> _DATA SUPPLIED_
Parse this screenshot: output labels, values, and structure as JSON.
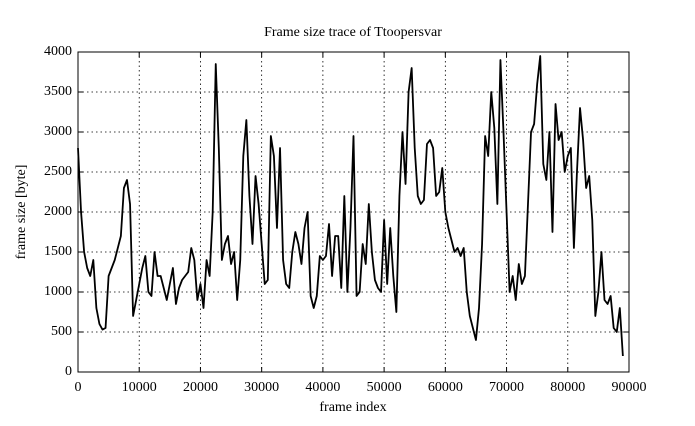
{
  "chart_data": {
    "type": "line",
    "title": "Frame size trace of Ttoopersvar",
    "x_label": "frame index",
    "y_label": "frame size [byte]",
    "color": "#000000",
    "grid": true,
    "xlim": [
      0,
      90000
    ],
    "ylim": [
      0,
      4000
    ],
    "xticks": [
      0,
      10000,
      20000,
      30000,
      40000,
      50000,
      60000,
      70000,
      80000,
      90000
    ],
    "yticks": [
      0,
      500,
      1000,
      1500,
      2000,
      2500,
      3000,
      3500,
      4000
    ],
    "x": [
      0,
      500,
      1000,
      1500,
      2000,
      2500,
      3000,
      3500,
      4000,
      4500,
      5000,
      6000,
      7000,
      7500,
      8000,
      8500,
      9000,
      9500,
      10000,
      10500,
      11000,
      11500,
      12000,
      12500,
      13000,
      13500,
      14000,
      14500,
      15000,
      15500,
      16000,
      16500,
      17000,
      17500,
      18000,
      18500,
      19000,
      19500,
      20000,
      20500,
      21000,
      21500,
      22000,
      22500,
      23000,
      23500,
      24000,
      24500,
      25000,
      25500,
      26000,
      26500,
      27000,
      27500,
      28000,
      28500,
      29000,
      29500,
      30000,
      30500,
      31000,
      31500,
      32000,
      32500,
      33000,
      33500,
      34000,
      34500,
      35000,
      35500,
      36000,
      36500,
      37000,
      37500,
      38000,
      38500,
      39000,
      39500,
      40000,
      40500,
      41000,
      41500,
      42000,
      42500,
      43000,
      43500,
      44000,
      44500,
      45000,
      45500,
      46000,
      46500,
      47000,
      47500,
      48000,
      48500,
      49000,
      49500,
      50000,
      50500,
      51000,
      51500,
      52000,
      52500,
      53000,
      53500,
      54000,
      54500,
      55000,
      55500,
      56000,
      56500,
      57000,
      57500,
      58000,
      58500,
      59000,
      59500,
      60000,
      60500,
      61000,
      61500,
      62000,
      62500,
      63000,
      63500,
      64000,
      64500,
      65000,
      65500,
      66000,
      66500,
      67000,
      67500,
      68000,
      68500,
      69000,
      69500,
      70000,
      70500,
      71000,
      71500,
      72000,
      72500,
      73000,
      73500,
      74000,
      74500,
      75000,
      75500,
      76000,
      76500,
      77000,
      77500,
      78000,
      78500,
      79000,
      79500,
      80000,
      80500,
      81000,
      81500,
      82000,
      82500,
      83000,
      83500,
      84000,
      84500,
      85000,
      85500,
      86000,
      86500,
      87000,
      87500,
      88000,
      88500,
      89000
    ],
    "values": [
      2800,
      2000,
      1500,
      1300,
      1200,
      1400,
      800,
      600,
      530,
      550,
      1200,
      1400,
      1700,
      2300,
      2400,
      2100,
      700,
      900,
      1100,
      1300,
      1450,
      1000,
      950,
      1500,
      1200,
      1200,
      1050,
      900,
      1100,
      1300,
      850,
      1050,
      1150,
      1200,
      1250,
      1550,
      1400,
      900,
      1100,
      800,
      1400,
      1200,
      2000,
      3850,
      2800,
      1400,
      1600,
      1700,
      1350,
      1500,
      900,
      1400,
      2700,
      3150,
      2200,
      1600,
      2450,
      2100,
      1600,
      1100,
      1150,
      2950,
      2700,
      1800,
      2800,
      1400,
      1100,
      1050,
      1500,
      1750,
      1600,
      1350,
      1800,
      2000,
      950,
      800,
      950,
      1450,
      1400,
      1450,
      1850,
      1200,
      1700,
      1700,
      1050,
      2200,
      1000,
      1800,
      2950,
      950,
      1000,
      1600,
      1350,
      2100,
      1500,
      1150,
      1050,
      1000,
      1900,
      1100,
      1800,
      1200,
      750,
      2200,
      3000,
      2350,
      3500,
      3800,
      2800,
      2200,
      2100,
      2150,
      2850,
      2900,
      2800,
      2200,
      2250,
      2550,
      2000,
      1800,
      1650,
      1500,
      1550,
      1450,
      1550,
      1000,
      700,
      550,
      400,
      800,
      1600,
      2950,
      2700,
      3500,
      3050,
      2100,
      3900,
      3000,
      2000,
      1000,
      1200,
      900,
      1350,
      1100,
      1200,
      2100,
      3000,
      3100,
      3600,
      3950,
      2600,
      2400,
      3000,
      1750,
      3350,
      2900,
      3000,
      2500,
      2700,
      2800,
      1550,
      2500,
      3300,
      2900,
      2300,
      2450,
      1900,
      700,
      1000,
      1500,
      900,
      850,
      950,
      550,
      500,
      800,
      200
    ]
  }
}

> _WRITTEN PROBLEM_
Search the entries for the string "size" and collect each line that has it.

> _TASK SOLUTION_
    "title": "Frame size trace of Ttoopersvar",
    "y_label": "frame size [byte]",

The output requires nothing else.